▶ _EXERCISE DIRECTIONS_
Repeat each entry in full, exactly.

(Dataset items)
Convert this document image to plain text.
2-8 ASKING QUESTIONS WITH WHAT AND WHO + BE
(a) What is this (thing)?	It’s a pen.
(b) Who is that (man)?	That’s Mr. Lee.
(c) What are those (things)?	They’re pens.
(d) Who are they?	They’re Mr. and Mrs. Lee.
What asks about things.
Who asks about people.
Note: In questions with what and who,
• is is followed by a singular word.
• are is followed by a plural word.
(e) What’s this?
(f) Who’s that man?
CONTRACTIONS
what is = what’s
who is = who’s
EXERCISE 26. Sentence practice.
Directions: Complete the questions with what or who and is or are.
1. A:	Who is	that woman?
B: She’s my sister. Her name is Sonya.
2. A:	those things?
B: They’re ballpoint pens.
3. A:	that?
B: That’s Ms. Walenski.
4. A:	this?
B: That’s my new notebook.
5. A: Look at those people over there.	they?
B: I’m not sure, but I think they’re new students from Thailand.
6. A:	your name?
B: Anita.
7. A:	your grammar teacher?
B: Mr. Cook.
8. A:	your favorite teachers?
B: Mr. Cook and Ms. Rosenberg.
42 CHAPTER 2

▶ _THE COMPLETED TASK_
Convert this document image to plain text.
2-8 ASKING QUESTIONS WITH WHAT AND WHO + BE
(a) What is this (thing)?	It’s a pen.
(b) Who is that (man)?	That’s Mr. Lee.
(c) What are those (things)?	They’re pens.
(d) Who are they?	They’re Mr. and Mrs. Lee.
What asks about things.
Who asks about people.
Note: In questions with what and who,
• is is followed by a singular word.
• are is followed by a plural word.
(e) What’s this?
(f) Who’s that man?
CONTRACTIONS
what is = what’s
who is = who’s
EXERCISE 26. Sentence practice.
Directions: Complete the questions with what or who and is or are.
1. A:	Who is	that woman?
B: She’s my sister. Her name is Sonya.
2. A:	those things?
B: They’re ballpoint pens.
3. A:	that?
B: That’s Ms. Walenski.
4. A:	this?
B: That’s my new notebook.
5. A: Look at those people over there.	they?
B: I’m not sure, but I think they’re new students from Thailand.
6. A:	your name?
B: Anita.
7. A:	your grammar teacher?
B: Mr. Cook.
8. A:	your favorite teachers?
B: Mr. Cook and Ms. Rosenberg.
42 CHAPTER 2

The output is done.